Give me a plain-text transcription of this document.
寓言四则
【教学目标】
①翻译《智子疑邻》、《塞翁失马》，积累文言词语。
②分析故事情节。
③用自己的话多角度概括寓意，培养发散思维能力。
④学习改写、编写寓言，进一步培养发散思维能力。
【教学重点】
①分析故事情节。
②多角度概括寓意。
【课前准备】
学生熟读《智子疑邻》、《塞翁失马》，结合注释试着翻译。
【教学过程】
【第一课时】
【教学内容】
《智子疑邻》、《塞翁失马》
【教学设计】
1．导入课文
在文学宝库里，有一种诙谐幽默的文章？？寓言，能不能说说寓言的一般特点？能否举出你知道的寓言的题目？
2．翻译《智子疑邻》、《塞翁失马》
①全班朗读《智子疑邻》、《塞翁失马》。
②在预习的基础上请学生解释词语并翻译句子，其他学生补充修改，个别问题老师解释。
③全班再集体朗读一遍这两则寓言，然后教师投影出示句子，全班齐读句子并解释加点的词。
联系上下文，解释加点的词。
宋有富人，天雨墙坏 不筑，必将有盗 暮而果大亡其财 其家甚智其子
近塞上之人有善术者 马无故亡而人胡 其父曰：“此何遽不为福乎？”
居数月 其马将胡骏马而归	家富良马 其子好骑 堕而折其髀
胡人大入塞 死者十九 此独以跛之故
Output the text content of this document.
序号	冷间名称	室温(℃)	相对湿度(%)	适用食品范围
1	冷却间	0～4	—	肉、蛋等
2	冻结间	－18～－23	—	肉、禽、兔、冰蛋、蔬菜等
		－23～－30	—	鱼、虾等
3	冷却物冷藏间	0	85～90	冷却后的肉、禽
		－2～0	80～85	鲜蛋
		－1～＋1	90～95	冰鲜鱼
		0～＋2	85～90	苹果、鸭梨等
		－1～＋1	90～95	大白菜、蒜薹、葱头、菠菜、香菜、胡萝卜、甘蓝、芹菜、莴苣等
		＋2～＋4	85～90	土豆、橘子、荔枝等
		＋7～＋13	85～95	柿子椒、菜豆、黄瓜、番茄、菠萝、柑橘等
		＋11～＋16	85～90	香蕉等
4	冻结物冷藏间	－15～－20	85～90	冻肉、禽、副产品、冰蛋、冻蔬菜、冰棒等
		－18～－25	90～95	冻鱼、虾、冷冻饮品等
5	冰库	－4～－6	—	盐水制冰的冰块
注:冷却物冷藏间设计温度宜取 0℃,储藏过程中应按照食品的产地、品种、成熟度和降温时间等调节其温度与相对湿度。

▸ Written exercise: Exact output of every entry is required.

▸ Solved problem:
Give me a plain-text transcription of this document.
寓言四则
【教学目标】
①翻译《智子疑邻》、《塞翁失马》，积累文言词语。
②分析故事情节。
③用自己的话多角度概括寓意，培养发散思维能力。
④学习改写、编写寓言，进一步培养发散思维能力。
【教学重点】
①分析故事情节。
②多角度概括寓意。
【课前准备】
学生熟读《智子疑邻》、《塞翁失马》，结合注释试着翻译。
【教学过程】
【第一课时】
【教学内容】
《智子疑邻》、《塞翁失马》
【教学设计】
1．导入课文
在文学宝库里，有一种诙谐幽默的文章？？寓言，能不能说说寓言的一般特点？能否举出你知道的寓言的题目？
2．翻译《智子疑邻》、《塞翁失马》
①全班朗读《智子疑邻》、《塞翁失马》。
②在预习的基础上请学生解释词语并翻译句子，其他学生补充修改，个别问题老师解释。
③全班再集体朗读一遍这两则寓言，然后教师投影出示句子，全班齐读句子并解释加点的词。
联系上下文，解释加点的词。
宋有富人，天雨墙坏 不筑，必将有盗 暮而果大亡其财 其家甚智其子
近塞上之人有善术者 马无故亡而人胡 其父曰：“此何遽不为福乎？”
居数月 其马将胡骏马而归	家富良马 其子好骑 堕而折其髀
胡人大入塞 死者十九 此独以跛之故
Output the text content of this document.
序号	冷间名称	室温(℃)	相对湿度(%)	适用食品范围
1	冷却间	0～4	—	肉、蛋等
2	冻结间	－18～－23	—	肉、禽、兔、冰蛋、蔬菜等
		－23～－30	—	鱼、虾等
3	冷却物冷藏间	0	85～90	冷却后的肉、禽
		－2～0	80～85	鲜蛋
		－1～＋1	90～95	冰鲜鱼
		0～＋2	85～90	苹果、鸭梨等
		－1～＋1	90～95	大白菜、蒜薹、葱头、菠菜、香菜、胡萝卜、甘蓝、芹菜、莴苣等
		＋2～＋4	85～90	土豆、橘子、荔枝等
		＋7～＋13	85～95	柿子椒、菜豆、黄瓜、番茄、菠萝、柑橘等
		＋11～＋16	85～90	香蕉等
4	冻结物冷藏间	－15～－20	85～90	冻肉、禽、副产品、冰蛋、冻蔬菜、冰棒等
		－18～－25	90～95	冻鱼、虾、冷冻饮品等
5	冰库	－4～－6	—	盐水制冰的冰块
注:冷却物冷藏间设计温度宜取 0℃,储藏过程中应按照食品的产地、品种、成熟度和降温时间等调节其温度与相对湿度。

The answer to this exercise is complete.